-- TASK INPUT --
▼▼▼
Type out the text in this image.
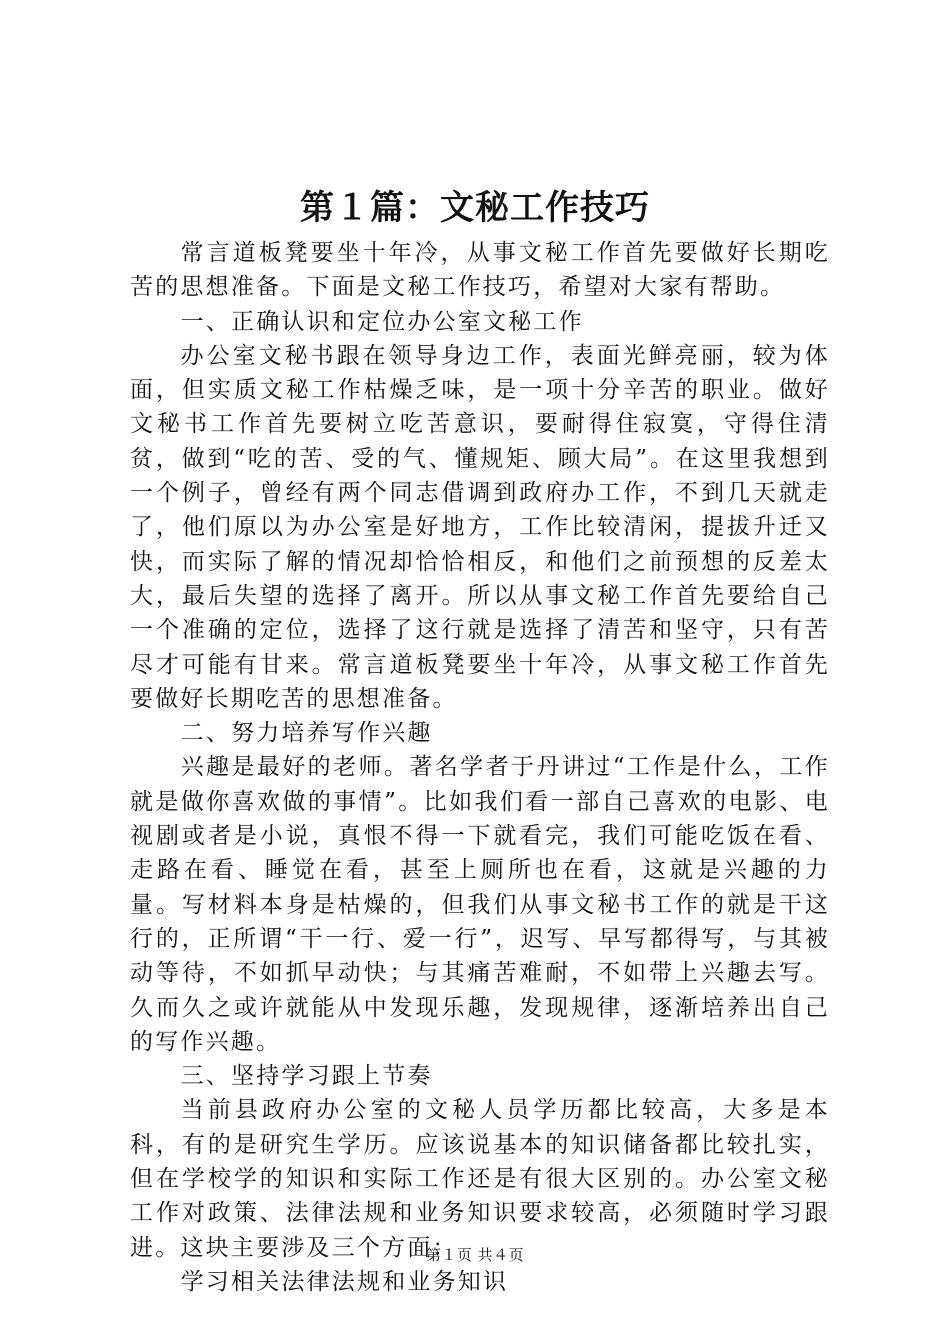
第１篇：文秘工作技巧

常言道板凳要坐十年冷，从事文秘工作首先要做好长期吃苦的思想准备。下面是文秘工作技巧，希望对大家有帮助。

一、正确认识和定位办公室文秘工作

办公室文秘书跟在领导身边工作，表面光鲜亮丽，较为体面，但实质文秘工作枯燥乏味，是一项十分辛苦的职业。做好文秘书工作首先要树立吃苦意识，要耐得住寂寞，守得住清贫，做到“吃的苦、受的气、懂规矩、顾大局”。在这里我想到一个例子，曾经有两个同志借调到政府办工作，不到几天就走了，他们原以为办公室是好地方，工作比较清闲，提拔升迁又快，而实际了解的情况却恰恰相反，和他们之前预想的反差太大，最后失望的选择了离开。所以从事文秘工作首先要给自己一个准确的定位，选择了这行就是选择了清苦和坚守，只有苦尽才可能有甘来。常言道板凳要坐十年冷，从事文秘工作首先要做好长期吃苦的思想准备。

二、努力培养写作兴趣

兴趣是最好的老师。著名学者于丹讲过“工作是什么，工作就是做你喜欢做的事情”。比如我们看一部自己喜欢的电影、电视剧或者是小说，真恨不得一下就看完，我们可能吃饭在看、走路在看、睡觉在看，甚至上厕所也在看，这就是兴趣的力量。写材料本身是枯燥的，但我们从事文秘书工作的就是干这行的，正所谓“干一行、爱一行”，迟写、早写都得写，与其被动等待，不如抓早动快；与其痛苦难耐，不如带上兴趣去写。久而久之或许就能从中发现乐趣，发现规律，逐渐培养出自己的写作兴趣。

三、坚持学习跟上节奏

当前县政府办公室的文秘人员学历都比较高，大多是本科，有的是研究生学历。应该说基本的知识储备都比较扎实，但在学校学的知识和实际工作还是有很大区别的。办公室文秘工作对政策、法律法规和业务知识要求较高，必须随时学习跟进。这块主要涉及三个方面：

学习相关法律法规和业务知识

第１页 共４页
▲▲▲
-- OBJECTIVE --
Copy the records above exactly. The pictures are not part of the copy.

-- SOLUTION TO THIS PROBLEM --
Type out the text in this image.
第１篇：文秘工作技巧

常言道板凳要坐十年冷，从事文秘工作首先要做好长期吃苦的思想准备。下面是文秘工作技巧，希望对大家有帮助。

一、正确认识和定位办公室文秘工作

办公室文秘书跟在领导身边工作，表面光鲜亮丽，较为体面，但实质文秘工作枯燥乏味，是一项十分辛苦的职业。做好文秘书工作首先要树立吃苦意识，要耐得住寂寞，守得住清贫，做到“吃的苦、受的气、懂规矩、顾大局”。在这里我想到一个例子，曾经有两个同志借调到政府办工作，不到几天就走了，他们原以为办公室是好地方，工作比较清闲，提拔升迁又快，而实际了解的情况却恰恰相反，和他们之前预想的反差太大，最后失望的选择了离开。所以从事文秘工作首先要给自己一个准确的定位，选择了这行就是选择了清苦和坚守，只有苦尽才可能有甘来。常言道板凳要坐十年冷，从事文秘工作首先要做好长期吃苦的思想准备。

二、努力培养写作兴趣

兴趣是最好的老师。著名学者于丹讲过“工作是什么，工作就是做你喜欢做的事情”。比如我们看一部自己喜欢的电影、电视剧或者是小说，真恨不得一下就看完，我们可能吃饭在看、走路在看、睡觉在看，甚至上厕所也在看，这就是兴趣的力量。写材料本身是枯燥的，但我们从事文秘书工作的就是干这行的，正所谓“干一行、爱一行”，迟写、早写都得写，与其被动等待，不如抓早动快；与其痛苦难耐，不如带上兴趣去写。久而久之或许就能从中发现乐趣，发现规律，逐渐培养出自己的写作兴趣。

三、坚持学习跟上节奏

当前县政府办公室的文秘人员学历都比较高，大多是本科，有的是研究生学历。应该说基本的知识储备都比较扎实，但在学校学的知识和实际工作还是有很大区别的。办公室文秘工作对政策、法律法规和业务知识要求较高，必须随时学习跟进。这块主要涉及三个方面：

学习相关法律法规和业务知识

第１页 共４页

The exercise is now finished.